(Collected data)
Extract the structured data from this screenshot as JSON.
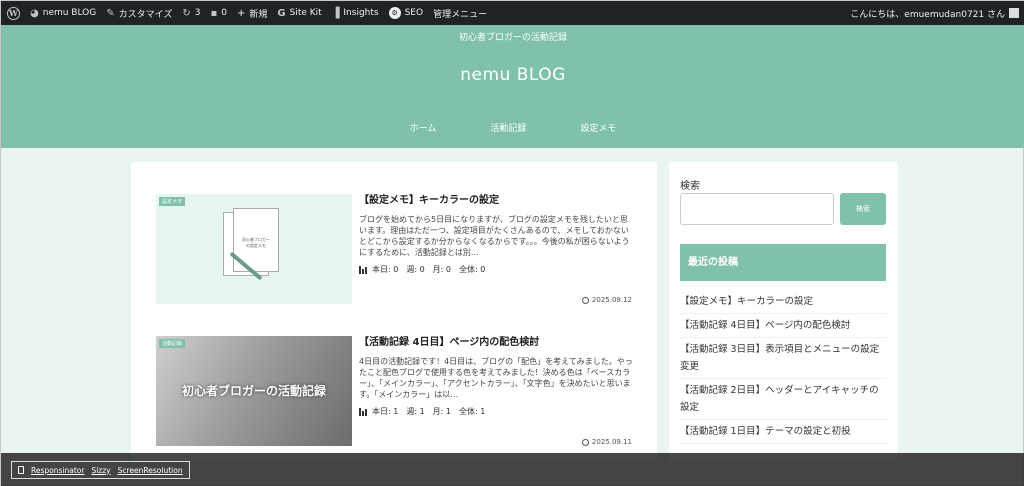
{
  "adminbar": {
    "site": "nemu BLOG",
    "customize": "カスタマイズ",
    "updates": "3",
    "comments": "0",
    "new": "新規",
    "sitekit": "Site Kit",
    "insights": "Insights",
    "seo": "SEO",
    "admin_menu": "管理メニュー",
    "greeting": "こんにちは、emuemudan0721 さん"
  },
  "header": {
    "tagline": "初心者ブロガーの活動記録",
    "title": "nemu BLOG",
    "nav": [
      "ホーム",
      "活動記録",
      "設定メモ"
    ]
  },
  "posts": [
    {
      "category": "設定メモ",
      "thumb_text_1": "初心者ブロガー",
      "thumb_text_2": "の設定メモ",
      "title": "【設定メモ】キーカラーの設定",
      "excerpt": "ブログを始めてから5日目になりますが、ブログの設定メモを残したいと思います。理由はただ一つ、設定項目がたくさんあるので、メモしておかないとどこから設定するか分からなくなるからです。。。今後の私が困らないようにするために、活動記録とは別…",
      "stats": "本日: 0　週: 0　月: 0　全体: 0",
      "date": "2025.09.12"
    },
    {
      "category": "活動記録",
      "thumb_text": "初心者ブロガーの活動記録",
      "title": "【活動記録 4日目】ページ内の配色検討",
      "excerpt": "4日目の活動記録です！4日目は、ブログの「配色」を考えてみました。やったこと配色ブログで使用する色を考えてみました！決める色は「ベースカラー」、「メインカラー」、「アクセントカラー」、「文字色」を決めたいと思います。「メインカラー」は以…",
      "stats": "本日: 1　週: 1　月: 1　全体: 1",
      "date": "2025.09.11"
    }
  ],
  "sidebar": {
    "search_label": "検索",
    "search_value": "",
    "search_button": "検索",
    "recent_title": "最近の投稿",
    "recent": [
      "【設定メモ】キーカラーの設定",
      "【活動記録 4日目】ページ内の配色検討",
      "【活動記録 3日目】表示項目とメニューの設定変更",
      "【活動記録 2日目】ヘッダーとアイキャッチの設定",
      "【活動記録 1日目】テーマの設定と初投"
    ]
  },
  "debug": {
    "responsinator": "Responsinator",
    "sizzy": "Sizzy",
    "screenresolution": "ScreenResolution"
  },
  "colors": {
    "accent": "#7fc1ad",
    "adminbar": "#1d2327",
    "background": "#eaf5f1"
  }
}
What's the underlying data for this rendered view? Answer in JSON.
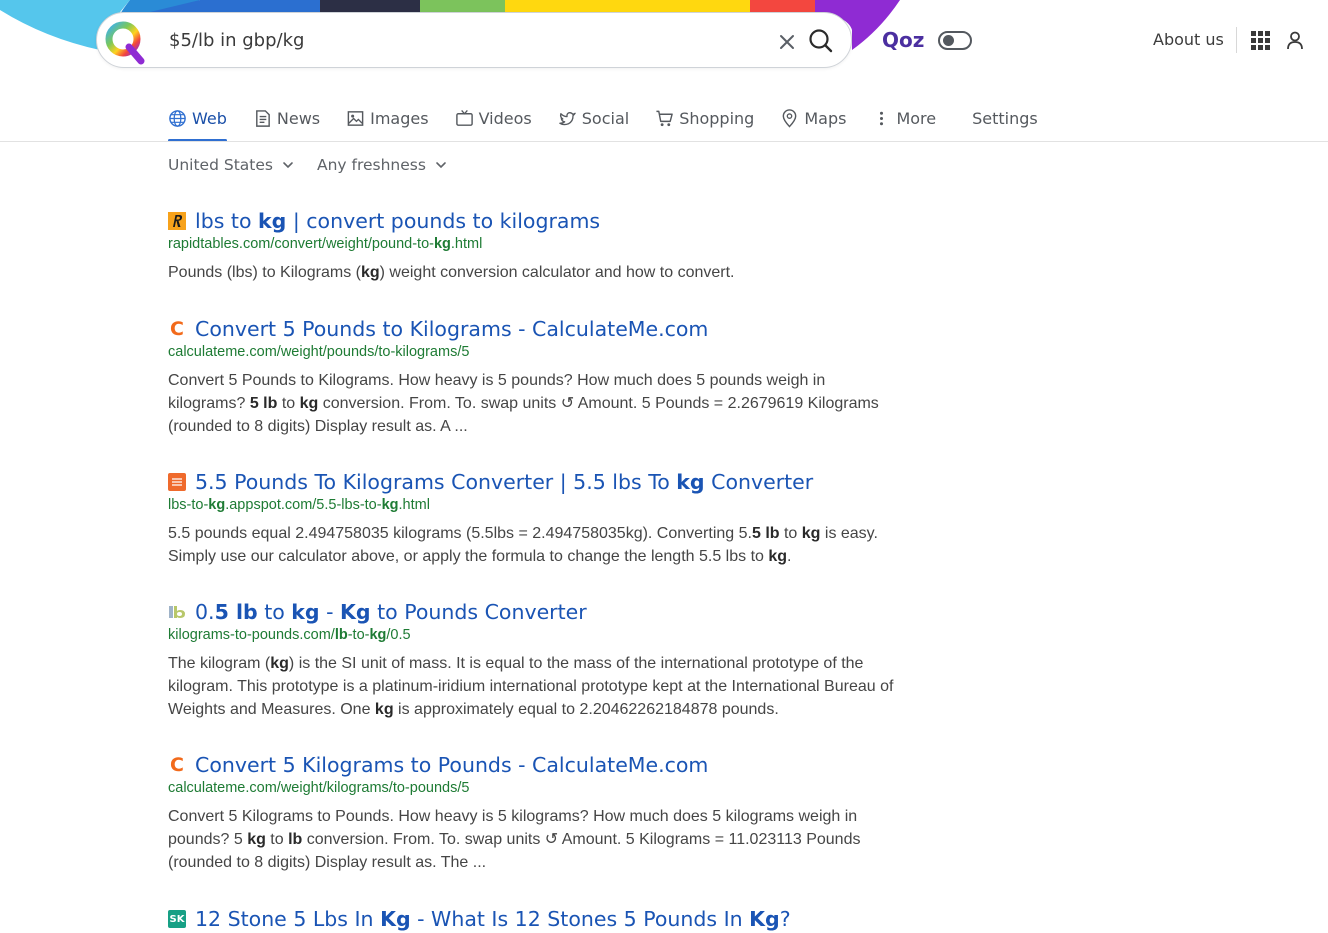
{
  "search": {
    "query": "$5/lb in gbp/kg"
  },
  "brand": {
    "qoz_label": "Qoz",
    "accent_color": "#4b2fa0"
  },
  "header": {
    "about_label": "About us"
  },
  "tabs": [
    {
      "label": "Web",
      "icon": "globe-icon",
      "active": true
    },
    {
      "label": "News",
      "icon": "newspaper-icon"
    },
    {
      "label": "Images",
      "icon": "image-icon"
    },
    {
      "label": "Videos",
      "icon": "tv-icon"
    },
    {
      "label": "Social",
      "icon": "bird-icon"
    },
    {
      "label": "Shopping",
      "icon": "cart-icon"
    },
    {
      "label": "Maps",
      "icon": "map-pin-icon"
    },
    {
      "label": "More",
      "icon": "more-vertical-icon"
    },
    {
      "label": "Settings"
    }
  ],
  "filters": {
    "region": "United States",
    "freshness": "Any freshness"
  },
  "results": [
    {
      "favicon": "rapidtables-favicon",
      "title": [
        {
          "t": "lbs to "
        },
        {
          "t": "kg",
          "b": true
        },
        {
          "t": " | convert pounds to kilograms"
        }
      ],
      "url": [
        {
          "t": "rapidtables.com/convert/weight/pound-to-"
        },
        {
          "t": "kg",
          "b": true
        },
        {
          "t": ".html"
        }
      ],
      "snippet": [
        {
          "t": "Pounds (lbs) to Kilograms ("
        },
        {
          "t": "kg",
          "b": true
        },
        {
          "t": ") weight conversion calculator and how to convert."
        }
      ]
    },
    {
      "favicon": "calculateme-favicon",
      "title": [
        {
          "t": "Convert 5 Pounds to Kilograms - CalculateMe.com"
        }
      ],
      "url": [
        {
          "t": "calculateme.com/weight/pounds/to-kilograms/5"
        }
      ],
      "snippet": [
        {
          "t": "Convert 5 Pounds to Kilograms. How heavy is 5 pounds? How much does 5 pounds weigh in kilograms? "
        },
        {
          "t": "5 lb",
          "b": true
        },
        {
          "t": " to "
        },
        {
          "t": "kg",
          "b": true
        },
        {
          "t": " conversion. From. To. swap units ↺ Amount. 5 Pounds = 2.2679619 Kilograms (rounded to 8 digits) Display result as. A ..."
        }
      ]
    },
    {
      "favicon": "lbs-to-kg-favicon",
      "title": [
        {
          "t": "5.5 Pounds To Kilograms Converter | 5.5 lbs To "
        },
        {
          "t": "kg",
          "b": true
        },
        {
          "t": " Converter"
        }
      ],
      "url": [
        {
          "t": "lbs-to-"
        },
        {
          "t": "kg",
          "b": true
        },
        {
          "t": ".appspot.com/5.5-lbs-to-"
        },
        {
          "t": "kg",
          "b": true
        },
        {
          "t": ".html"
        }
      ],
      "snippet": [
        {
          "t": "5.5 pounds equal 2.494758035 kilograms (5.5lbs = 2.494758035kg). Converting 5."
        },
        {
          "t": "5 lb",
          "b": true
        },
        {
          "t": " to "
        },
        {
          "t": "kg",
          "b": true
        },
        {
          "t": " is easy. Simply use our calculator above, or apply the formula to change the length 5.5 lbs to "
        },
        {
          "t": "kg",
          "b": true
        },
        {
          "t": "."
        }
      ]
    },
    {
      "favicon": "lb-favicon",
      "title": [
        {
          "t": "0."
        },
        {
          "t": "5 lb",
          "b": true
        },
        {
          "t": " to "
        },
        {
          "t": "kg",
          "b": true
        },
        {
          "t": " - "
        },
        {
          "t": "Kg",
          "b": true
        },
        {
          "t": " to Pounds Converter"
        }
      ],
      "url": [
        {
          "t": "kilograms-to-pounds.com/"
        },
        {
          "t": "lb",
          "b": true
        },
        {
          "t": "-to-"
        },
        {
          "t": "kg",
          "b": true
        },
        {
          "t": "/0.5"
        }
      ],
      "snippet": [
        {
          "t": "The kilogram ("
        },
        {
          "t": "kg",
          "b": true
        },
        {
          "t": ") is the SI unit of mass. It is equal to the mass of the international prototype of the kilogram. This prototype is a platinum-iridium international prototype kept at the International Bureau of Weights and Measures. One "
        },
        {
          "t": "kg",
          "b": true
        },
        {
          "t": " is approximately equal to 2.20462262184878 pounds."
        }
      ]
    },
    {
      "favicon": "calculateme-favicon",
      "title": [
        {
          "t": "Convert 5 Kilograms to Pounds - CalculateMe.com"
        }
      ],
      "url": [
        {
          "t": "calculateme.com/weight/kilograms/to-pounds/5"
        }
      ],
      "snippet": [
        {
          "t": "Convert 5 Kilograms to Pounds. How heavy is 5 kilograms? How much does 5 kilograms weigh in pounds? 5 "
        },
        {
          "t": "kg",
          "b": true
        },
        {
          "t": " to "
        },
        {
          "t": "lb",
          "b": true
        },
        {
          "t": " conversion. From. To. swap units ↺ Amount. 5 Kilograms = 11.023113 Pounds (rounded to 8 digits) Display result as. The ..."
        }
      ]
    },
    {
      "favicon": "sk-favicon",
      "title": [
        {
          "t": "12 Stone 5 Lbs In "
        },
        {
          "t": "Kg",
          "b": true
        },
        {
          "t": " - What Is 12 Stones 5 Pounds In "
        },
        {
          "t": "Kg",
          "b": true
        },
        {
          "t": "?"
        }
      ],
      "url": [],
      "snippet": []
    }
  ]
}
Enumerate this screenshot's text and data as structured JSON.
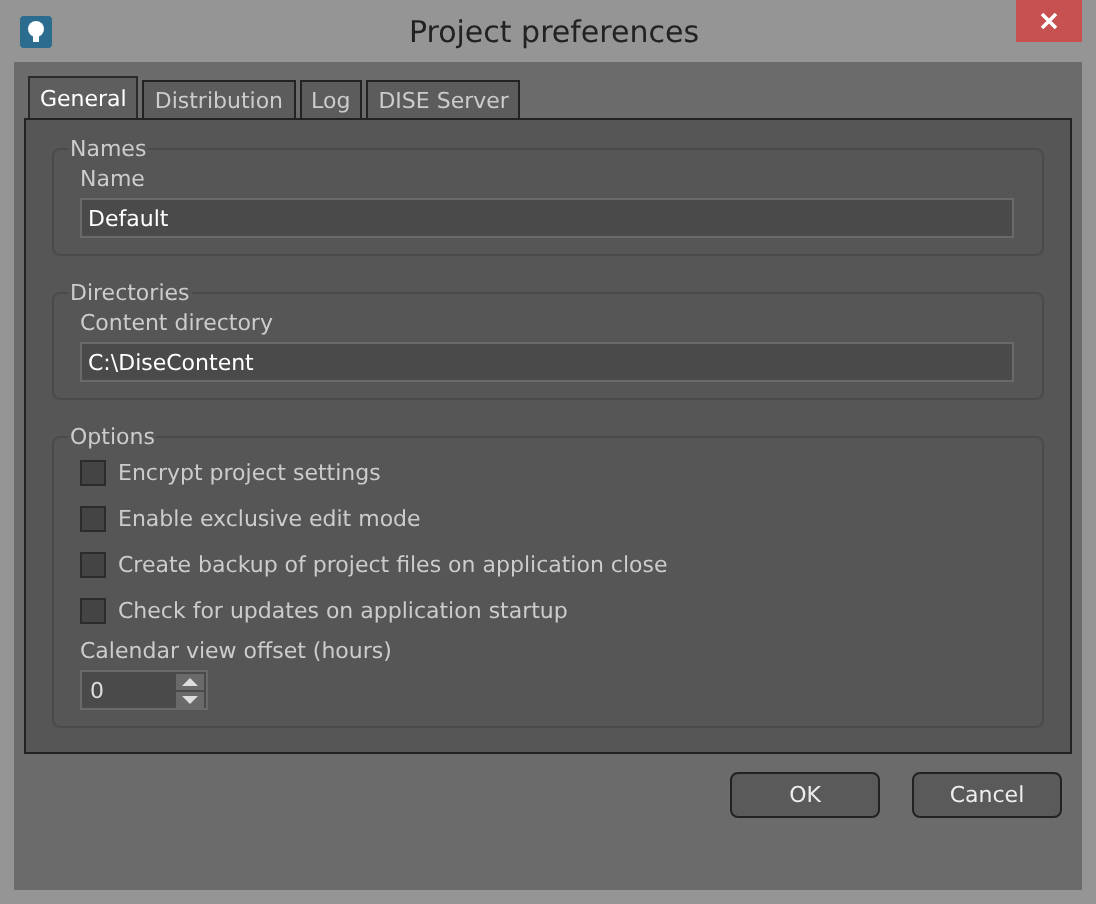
{
  "window": {
    "title": "Project preferences"
  },
  "tabs": [
    {
      "label": "General",
      "selected": true
    },
    {
      "label": "Distribution",
      "selected": false
    },
    {
      "label": "Log",
      "selected": false
    },
    {
      "label": "DISE Server",
      "selected": false
    }
  ],
  "groups": [
    {
      "title": "Names",
      "fields": [
        {
          "label": "Name",
          "value": "Default"
        }
      ]
    },
    {
      "title": "Directories",
      "fields": [
        {
          "label": "Content directory",
          "value": "C:\\DiseContent"
        }
      ]
    }
  ],
  "options": {
    "title": "Options",
    "checkboxes": [
      {
        "label": "Encrypt project settings",
        "checked": false
      },
      {
        "label": "Enable exclusive edit mode",
        "checked": false
      },
      {
        "label": "Create backup of project files on application close",
        "checked": false
      },
      {
        "label": "Check for updates on application startup",
        "checked": false
      }
    ],
    "spinner": {
      "label": "Calendar view offset (hours)",
      "value": "0"
    }
  },
  "buttons": [
    "OK",
    "Cancel"
  ]
}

Written instruction – Each line above that includes "favicon" should be shown.

Answer in full –
      "favicon": "rapidtables-favicon",
      "favicon": "calculateme-favicon",
      "favicon": "lbs-to-kg-favicon",
      "favicon": "lb-favicon",
      "favicon": "calculateme-favicon",
      "favicon": "sk-favicon",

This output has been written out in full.